Work to complete:
Every entry that follows needs to be repeated exactly.

Records about charts and figures:
▬▬▬

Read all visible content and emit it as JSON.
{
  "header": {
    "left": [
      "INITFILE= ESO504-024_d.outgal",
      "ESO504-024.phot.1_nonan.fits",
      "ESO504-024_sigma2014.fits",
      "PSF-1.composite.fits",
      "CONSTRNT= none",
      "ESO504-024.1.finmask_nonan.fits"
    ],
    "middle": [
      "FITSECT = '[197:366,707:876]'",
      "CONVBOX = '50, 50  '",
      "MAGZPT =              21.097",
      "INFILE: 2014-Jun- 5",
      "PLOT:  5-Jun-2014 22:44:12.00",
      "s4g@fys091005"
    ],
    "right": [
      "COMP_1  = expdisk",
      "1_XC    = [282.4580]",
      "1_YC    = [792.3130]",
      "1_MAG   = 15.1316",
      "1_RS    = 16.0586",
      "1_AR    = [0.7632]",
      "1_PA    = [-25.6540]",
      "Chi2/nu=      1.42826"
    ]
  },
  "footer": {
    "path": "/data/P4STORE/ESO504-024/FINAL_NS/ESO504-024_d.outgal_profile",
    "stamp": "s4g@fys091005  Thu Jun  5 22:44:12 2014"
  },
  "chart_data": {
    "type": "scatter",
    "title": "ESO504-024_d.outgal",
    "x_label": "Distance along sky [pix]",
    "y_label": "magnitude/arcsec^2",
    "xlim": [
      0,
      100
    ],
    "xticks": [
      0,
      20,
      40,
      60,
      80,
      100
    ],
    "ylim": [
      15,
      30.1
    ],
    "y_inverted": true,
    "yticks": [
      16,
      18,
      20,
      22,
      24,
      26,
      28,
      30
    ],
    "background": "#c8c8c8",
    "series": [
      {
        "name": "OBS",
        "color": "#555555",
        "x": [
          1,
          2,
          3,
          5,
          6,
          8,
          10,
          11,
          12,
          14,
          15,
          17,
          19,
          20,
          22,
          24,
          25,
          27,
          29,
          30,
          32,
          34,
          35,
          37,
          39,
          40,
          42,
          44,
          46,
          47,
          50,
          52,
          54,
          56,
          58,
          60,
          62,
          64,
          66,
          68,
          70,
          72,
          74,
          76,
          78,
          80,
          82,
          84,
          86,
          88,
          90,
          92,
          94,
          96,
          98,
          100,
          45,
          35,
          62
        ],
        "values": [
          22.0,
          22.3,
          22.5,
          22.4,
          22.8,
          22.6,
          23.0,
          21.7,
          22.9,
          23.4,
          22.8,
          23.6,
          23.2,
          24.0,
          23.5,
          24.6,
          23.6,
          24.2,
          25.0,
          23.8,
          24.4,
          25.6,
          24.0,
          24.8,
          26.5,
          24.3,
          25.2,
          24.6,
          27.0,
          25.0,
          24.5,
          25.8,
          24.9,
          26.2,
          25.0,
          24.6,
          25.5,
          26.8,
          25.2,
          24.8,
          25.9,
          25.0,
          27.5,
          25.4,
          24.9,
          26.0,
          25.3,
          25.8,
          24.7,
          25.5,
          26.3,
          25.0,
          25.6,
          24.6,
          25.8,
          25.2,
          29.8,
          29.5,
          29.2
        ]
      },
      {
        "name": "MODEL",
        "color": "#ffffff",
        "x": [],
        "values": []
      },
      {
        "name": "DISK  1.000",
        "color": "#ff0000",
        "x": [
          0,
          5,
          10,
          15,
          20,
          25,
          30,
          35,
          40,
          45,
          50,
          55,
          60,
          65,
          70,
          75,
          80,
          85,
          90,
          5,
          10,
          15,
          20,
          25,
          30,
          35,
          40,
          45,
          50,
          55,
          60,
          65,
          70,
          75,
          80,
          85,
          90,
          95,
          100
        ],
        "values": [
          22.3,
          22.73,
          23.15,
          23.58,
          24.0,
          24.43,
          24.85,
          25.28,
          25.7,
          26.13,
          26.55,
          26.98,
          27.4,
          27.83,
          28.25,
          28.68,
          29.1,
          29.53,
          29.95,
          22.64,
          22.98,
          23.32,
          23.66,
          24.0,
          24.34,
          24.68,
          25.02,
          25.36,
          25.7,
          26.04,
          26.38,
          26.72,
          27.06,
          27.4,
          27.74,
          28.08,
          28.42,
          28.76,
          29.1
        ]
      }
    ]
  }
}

▬▬▬

Solution:
Read all visible content and emit it as JSON.
{
  "header": {
    "left": [
      "INITFILE= ESO504-024_d.outgal",
      "ESO504-024.phot.1_nonan.fits",
      "ESO504-024_sigma2014.fits",
      "PSF-1.composite.fits",
      "CONSTRNT= none",
      "ESO504-024.1.finmask_nonan.fits"
    ],
    "middle": [
      "FITSECT = '[197:366,707:876]'",
      "CONVBOX = '50, 50  '",
      "MAGZPT =              21.097",
      "INFILE: 2014-Jun- 5",
      "PLOT:  5-Jun-2014 22:44:12.00",
      "s4g@fys091005"
    ],
    "right": [
      "COMP_1  = expdisk",
      "1_XC    = [282.4580]",
      "1_YC    = [792.3130]",
      "1_MAG   = 15.1316",
      "1_RS    = 16.0586",
      "1_AR    = [0.7632]",
      "1_PA    = [-25.6540]",
      "Chi2/nu=      1.42826"
    ]
  },
  "footer": {
    "path": "/data/P4STORE/ESO504-024/FINAL_NS/ESO504-024_d.outgal_profile",
    "stamp": "s4g@fys091005  Thu Jun  5 22:44:12 2014"
  },
  "chart_data": {
    "type": "scatter",
    "title": "ESO504-024_d.outgal",
    "x_label": "Distance along sky [pix]",
    "y_label": "magnitude/arcsec^2",
    "xlim": [
      0,
      100
    ],
    "xticks": [
      0,
      20,
      40,
      60,
      80,
      100
    ],
    "ylim": [
      15,
      30.1
    ],
    "y_inverted": true,
    "yticks": [
      16,
      18,
      20,
      22,
      24,
      26,
      28,
      30
    ],
    "background": "#c8c8c8",
    "series": [
      {
        "name": "OBS",
        "color": "#555555",
        "x": [
          1,
          2,
          3,
          5,
          6,
          8,
          10,
          11,
          12,
          14,
          15,
          17,
          19,
          20,
          22,
          24,
          25,
          27,
          29,
          30,
          32,
          34,
          35,
          37,
          39,
          40,
          42,
          44,
          46,
          47,
          50,
          52,
          54,
          56,
          58,
          60,
          62,
          64,
          66,
          68,
          70,
          72,
          74,
          76,
          78,
          80,
          82,
          84,
          86,
          88,
          90,
          92,
          94,
          96,
          98,
          100,
          45,
          35,
          62
        ],
        "values": [
          22.0,
          22.3,
          22.5,
          22.4,
          22.8,
          22.6,
          23.0,
          21.7,
          22.9,
          23.4,
          22.8,
          23.6,
          23.2,
          24.0,
          23.5,
          24.6,
          23.6,
          24.2,
          25.0,
          23.8,
          24.4,
          25.6,
          24.0,
          24.8,
          26.5,
          24.3,
          25.2,
          24.6,
          27.0,
          25.0,
          24.5,
          25.8,
          24.9,
          26.2,
          25.0,
          24.6,
          25.5,
          26.8,
          25.2,
          24.8,
          25.9,
          25.0,
          27.5,
          25.4,
          24.9,
          26.0,
          25.3,
          25.8,
          24.7,
          25.5,
          26.3,
          25.0,
          25.6,
          24.6,
          25.8,
          25.2,
          29.8,
          29.5,
          29.2
        ]
      },
      {
        "name": "MODEL",
        "color": "#ffffff",
        "x": [],
        "values": []
      },
      {
        "name": "DISK  1.000",
        "color": "#ff0000",
        "x": [
          0,
          5,
          10,
          15,
          20,
          25,
          30,
          35,
          40,
          45,
          50,
          55,
          60,
          65,
          70,
          75,
          80,
          85,
          90,
          5,
          10,
          15,
          20,
          25,
          30,
          35,
          40,
          45,
          50,
          55,
          60,
          65,
          70,
          75,
          80,
          85,
          90,
          95,
          100
        ],
        "values": [
          22.3,
          22.73,
          23.15,
          23.58,
          24.0,
          24.43,
          24.85,
          25.28,
          25.7,
          26.13,
          26.55,
          26.98,
          27.4,
          27.83,
          28.25,
          28.68,
          29.1,
          29.53,
          29.95,
          22.64,
          22.98,
          23.32,
          23.66,
          24.0,
          24.34,
          24.68,
          25.02,
          25.36,
          25.7,
          26.04,
          26.38,
          26.72,
          27.06,
          27.4,
          27.74,
          28.08,
          28.42,
          28.76,
          29.1
        ]
      }
    ]
  }
}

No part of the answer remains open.